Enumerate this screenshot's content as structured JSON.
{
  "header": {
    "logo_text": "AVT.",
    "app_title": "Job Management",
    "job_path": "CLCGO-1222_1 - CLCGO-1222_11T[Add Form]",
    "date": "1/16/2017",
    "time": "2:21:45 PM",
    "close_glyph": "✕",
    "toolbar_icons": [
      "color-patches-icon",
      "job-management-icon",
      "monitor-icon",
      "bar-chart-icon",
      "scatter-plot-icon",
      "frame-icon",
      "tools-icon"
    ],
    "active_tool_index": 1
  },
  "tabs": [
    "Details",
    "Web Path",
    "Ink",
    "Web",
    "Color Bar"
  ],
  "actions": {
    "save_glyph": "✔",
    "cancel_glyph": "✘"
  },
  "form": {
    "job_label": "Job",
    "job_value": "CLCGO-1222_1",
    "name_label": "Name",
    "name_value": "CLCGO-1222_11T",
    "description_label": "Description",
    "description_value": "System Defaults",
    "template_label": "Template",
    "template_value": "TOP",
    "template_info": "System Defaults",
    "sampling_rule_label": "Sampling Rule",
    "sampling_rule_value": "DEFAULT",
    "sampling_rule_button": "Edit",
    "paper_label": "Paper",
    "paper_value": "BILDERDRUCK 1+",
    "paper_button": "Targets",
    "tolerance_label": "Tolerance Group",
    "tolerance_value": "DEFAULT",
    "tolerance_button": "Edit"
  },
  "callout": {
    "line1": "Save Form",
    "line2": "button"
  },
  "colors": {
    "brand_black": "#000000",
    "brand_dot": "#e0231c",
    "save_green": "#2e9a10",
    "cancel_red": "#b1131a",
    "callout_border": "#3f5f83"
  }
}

========================================================================

Output all of the data again, exactly.

Enumerate this screenshot's content as structured JSON.
{
  "header": {
    "logo_text": "AVT.",
    "app_title": "Job Management",
    "job_path": "CLCGO-1222_1 - CLCGO-1222_11T[Add Form]",
    "date": "1/16/2017",
    "time": "2:21:45 PM",
    "close_glyph": "✕",
    "toolbar_icons": [
      "color-patches-icon",
      "job-management-icon",
      "monitor-icon",
      "bar-chart-icon",
      "scatter-plot-icon",
      "frame-icon",
      "tools-icon"
    ],
    "active_tool_index": 1
  },
  "tabs": [
    "Details",
    "Web Path",
    "Ink",
    "Web",
    "Color Bar"
  ],
  "actions": {
    "save_glyph": "✔",
    "cancel_glyph": "✘"
  },
  "form": {
    "job_label": "Job",
    "job_value": "CLCGO-1222_1",
    "name_label": "Name",
    "name_value": "CLCGO-1222_11T",
    "description_label": "Description",
    "description_value": "System Defaults",
    "template_label": "Template",
    "template_value": "TOP",
    "template_info": "System Defaults",
    "sampling_rule_label": "Sampling Rule",
    "sampling_rule_value": "DEFAULT",
    "sampling_rule_button": "Edit",
    "paper_label": "Paper",
    "paper_value": "BILDERDRUCK 1+",
    "paper_button": "Targets",
    "tolerance_label": "Tolerance Group",
    "tolerance_value": "DEFAULT",
    "tolerance_button": "Edit"
  },
  "callout": {
    "line1": "Save Form",
    "line2": "button"
  },
  "colors": {
    "brand_black": "#000000",
    "brand_dot": "#e0231c",
    "save_green": "#2e9a10",
    "cancel_red": "#b1131a",
    "callout_border": "#3f5f83"
  }
}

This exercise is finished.